**Your instructions**
Look below and pull out each line with the word "值得全党全社会赞誉".

**Data for processing**

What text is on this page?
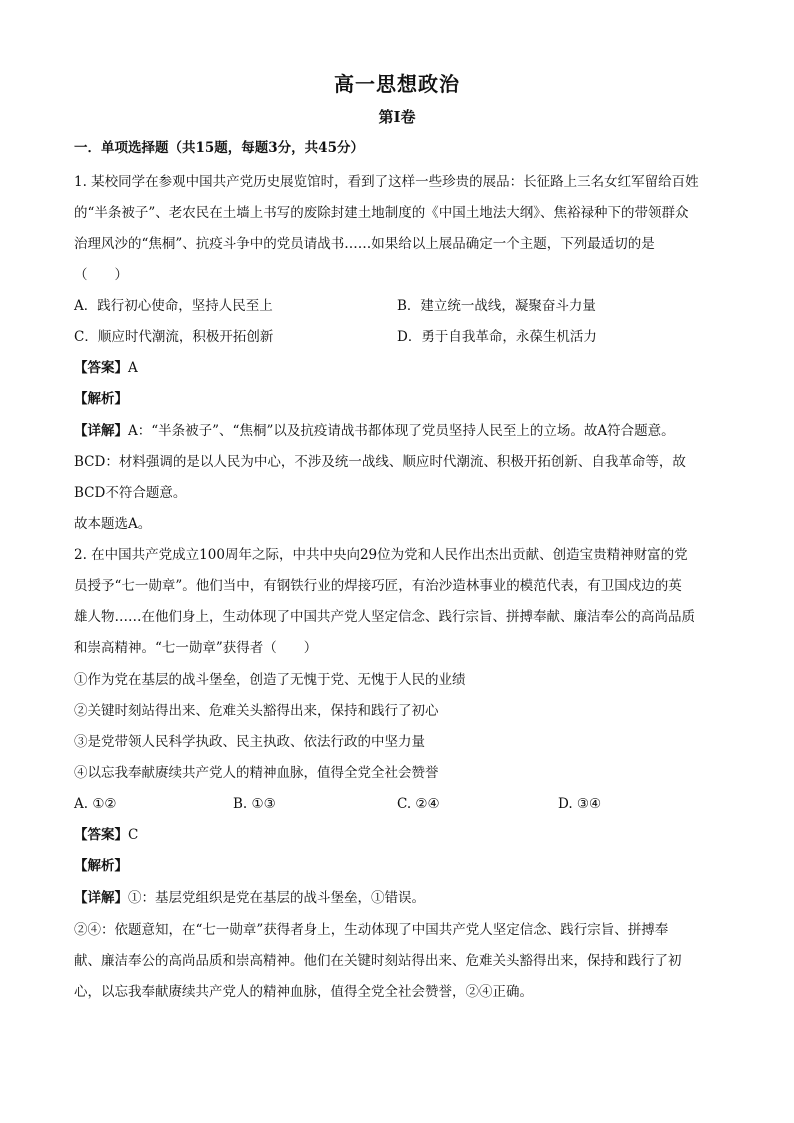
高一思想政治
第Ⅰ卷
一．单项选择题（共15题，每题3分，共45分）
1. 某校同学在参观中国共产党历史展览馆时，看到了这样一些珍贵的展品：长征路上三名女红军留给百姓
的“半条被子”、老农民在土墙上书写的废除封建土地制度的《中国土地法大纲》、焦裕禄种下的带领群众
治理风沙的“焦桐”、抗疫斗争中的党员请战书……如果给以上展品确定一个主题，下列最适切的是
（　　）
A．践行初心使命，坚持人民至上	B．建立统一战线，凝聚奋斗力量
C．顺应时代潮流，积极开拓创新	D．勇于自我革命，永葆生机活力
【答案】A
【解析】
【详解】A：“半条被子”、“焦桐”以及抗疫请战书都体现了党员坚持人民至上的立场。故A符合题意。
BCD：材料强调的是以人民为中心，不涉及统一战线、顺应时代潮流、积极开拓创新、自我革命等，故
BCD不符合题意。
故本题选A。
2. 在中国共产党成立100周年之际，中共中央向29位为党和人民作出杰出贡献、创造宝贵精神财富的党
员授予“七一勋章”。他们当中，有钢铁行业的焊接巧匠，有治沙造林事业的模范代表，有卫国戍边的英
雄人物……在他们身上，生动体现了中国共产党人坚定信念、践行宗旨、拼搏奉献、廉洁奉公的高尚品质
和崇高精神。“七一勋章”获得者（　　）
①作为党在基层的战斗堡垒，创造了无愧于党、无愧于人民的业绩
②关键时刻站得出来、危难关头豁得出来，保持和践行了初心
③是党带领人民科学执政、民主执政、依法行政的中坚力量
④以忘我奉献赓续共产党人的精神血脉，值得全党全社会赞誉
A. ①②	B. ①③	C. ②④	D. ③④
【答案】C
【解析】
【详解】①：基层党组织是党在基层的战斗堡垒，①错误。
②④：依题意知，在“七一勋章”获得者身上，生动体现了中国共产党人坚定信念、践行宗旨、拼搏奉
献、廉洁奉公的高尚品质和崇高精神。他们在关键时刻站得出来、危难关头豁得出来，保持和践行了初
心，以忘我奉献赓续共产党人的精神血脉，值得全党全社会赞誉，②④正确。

---

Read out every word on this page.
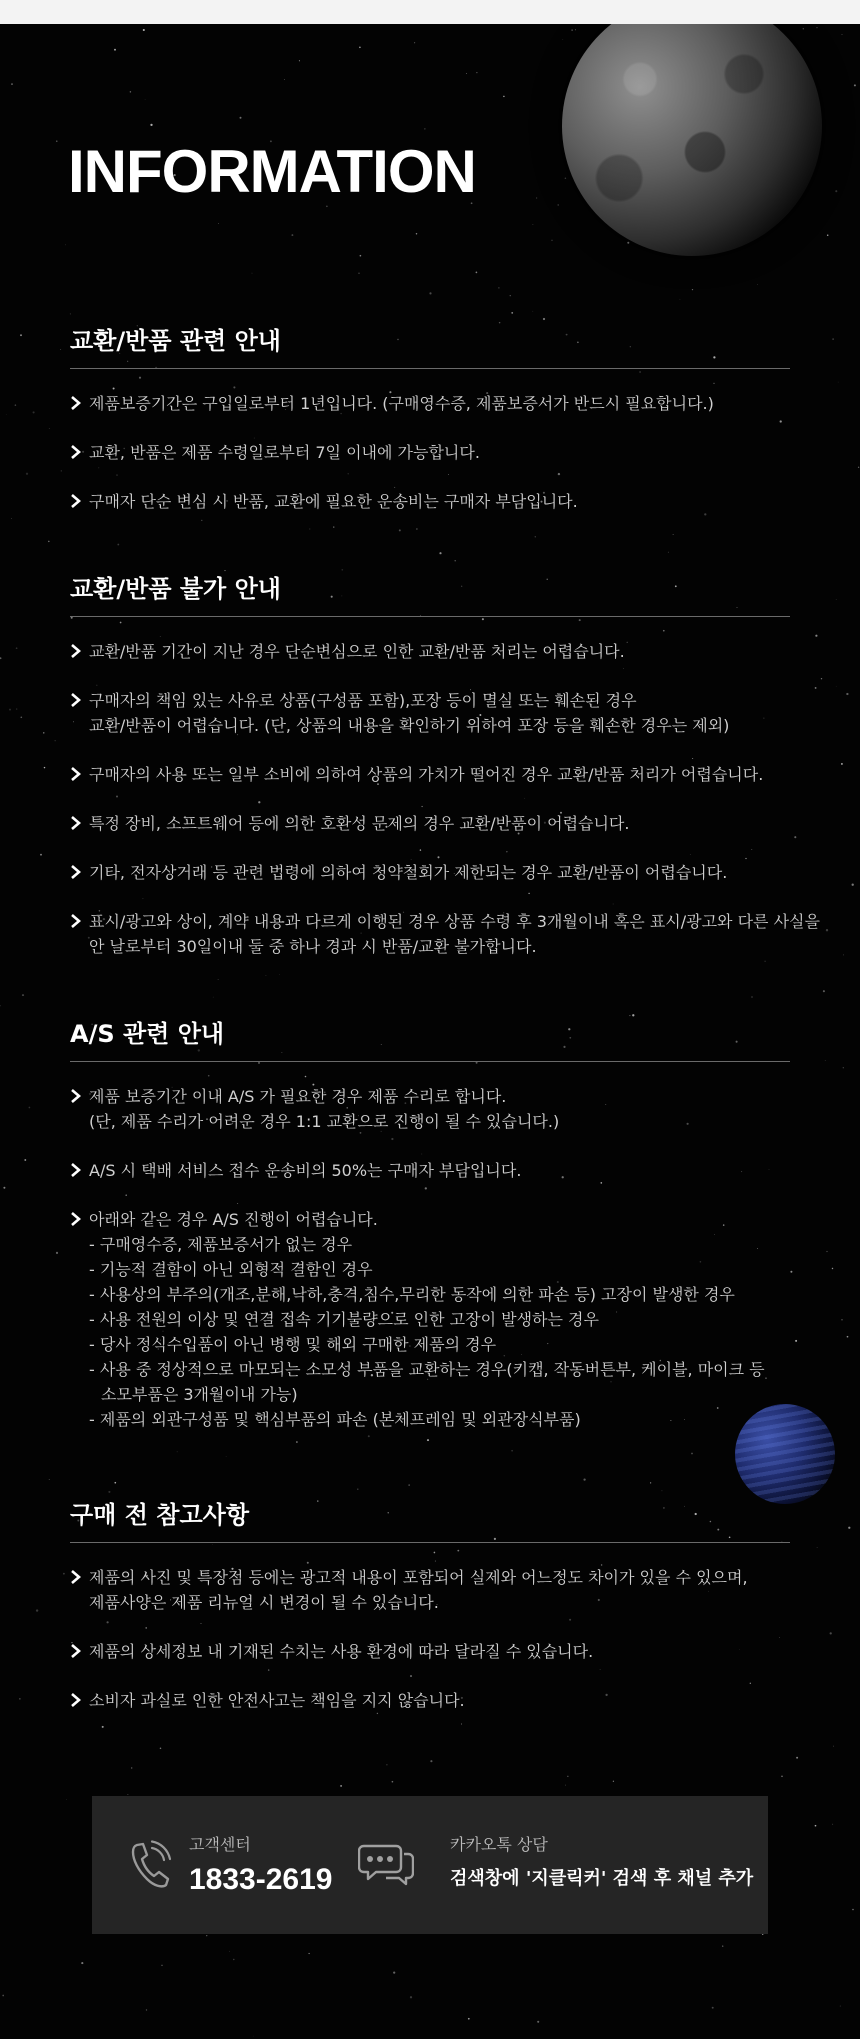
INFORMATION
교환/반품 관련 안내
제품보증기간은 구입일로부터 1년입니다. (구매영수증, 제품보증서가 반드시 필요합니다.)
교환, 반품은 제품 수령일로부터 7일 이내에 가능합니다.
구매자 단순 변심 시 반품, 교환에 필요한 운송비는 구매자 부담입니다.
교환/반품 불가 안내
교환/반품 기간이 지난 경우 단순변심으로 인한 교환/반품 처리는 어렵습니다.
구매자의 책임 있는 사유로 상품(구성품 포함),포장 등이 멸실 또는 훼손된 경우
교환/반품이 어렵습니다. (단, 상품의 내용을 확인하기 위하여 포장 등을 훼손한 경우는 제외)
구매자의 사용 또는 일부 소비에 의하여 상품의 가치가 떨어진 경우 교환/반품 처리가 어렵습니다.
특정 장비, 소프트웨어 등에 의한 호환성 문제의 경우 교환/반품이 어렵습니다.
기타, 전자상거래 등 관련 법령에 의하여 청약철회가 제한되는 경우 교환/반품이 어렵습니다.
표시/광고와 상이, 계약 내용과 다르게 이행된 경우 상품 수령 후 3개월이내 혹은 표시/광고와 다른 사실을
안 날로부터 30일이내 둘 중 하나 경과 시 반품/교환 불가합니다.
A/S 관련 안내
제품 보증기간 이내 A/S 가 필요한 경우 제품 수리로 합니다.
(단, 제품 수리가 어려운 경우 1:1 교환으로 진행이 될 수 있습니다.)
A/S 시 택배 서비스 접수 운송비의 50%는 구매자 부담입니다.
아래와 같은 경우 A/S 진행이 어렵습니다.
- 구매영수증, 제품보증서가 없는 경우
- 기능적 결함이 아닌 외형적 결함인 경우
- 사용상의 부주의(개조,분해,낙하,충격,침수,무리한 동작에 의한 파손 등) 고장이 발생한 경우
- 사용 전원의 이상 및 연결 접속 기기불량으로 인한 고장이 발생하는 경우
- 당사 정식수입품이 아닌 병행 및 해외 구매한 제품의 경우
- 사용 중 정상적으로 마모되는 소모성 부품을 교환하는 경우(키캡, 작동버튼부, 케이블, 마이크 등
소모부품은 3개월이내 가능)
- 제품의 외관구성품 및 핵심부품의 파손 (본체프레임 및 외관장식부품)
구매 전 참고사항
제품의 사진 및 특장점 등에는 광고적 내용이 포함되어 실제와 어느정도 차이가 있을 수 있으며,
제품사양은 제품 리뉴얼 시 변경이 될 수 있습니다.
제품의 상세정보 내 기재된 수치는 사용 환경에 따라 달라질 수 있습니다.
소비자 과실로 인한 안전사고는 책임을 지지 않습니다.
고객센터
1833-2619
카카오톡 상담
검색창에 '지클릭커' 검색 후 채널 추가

--

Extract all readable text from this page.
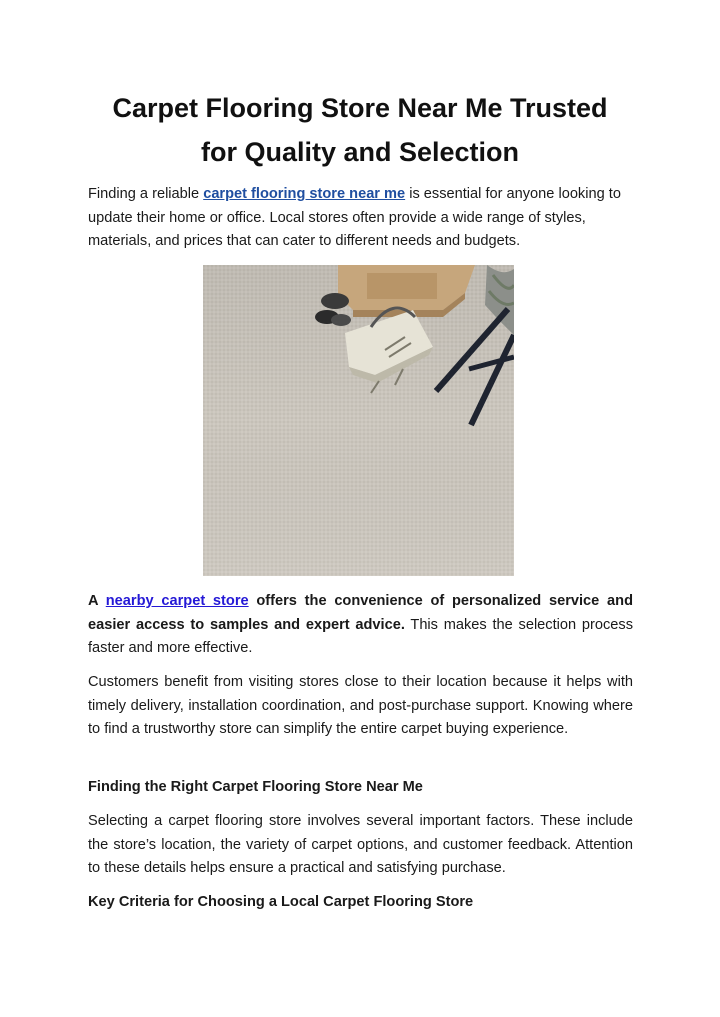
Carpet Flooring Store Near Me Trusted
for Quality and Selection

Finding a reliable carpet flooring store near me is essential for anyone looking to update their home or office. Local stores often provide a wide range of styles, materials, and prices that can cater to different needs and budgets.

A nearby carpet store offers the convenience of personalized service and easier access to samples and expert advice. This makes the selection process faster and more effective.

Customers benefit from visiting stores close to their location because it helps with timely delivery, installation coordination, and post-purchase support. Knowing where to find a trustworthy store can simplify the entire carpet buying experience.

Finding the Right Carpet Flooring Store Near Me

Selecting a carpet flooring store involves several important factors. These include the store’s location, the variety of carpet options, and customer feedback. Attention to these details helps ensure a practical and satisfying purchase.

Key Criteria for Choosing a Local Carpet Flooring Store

**Exercise output**
④以忘我奉献赓续共产党人的精神血脉，值得全党全社会赞誉
心，以忘我奉献赓续共产党人的精神血脉，值得全党全社会赞誉，②④正确。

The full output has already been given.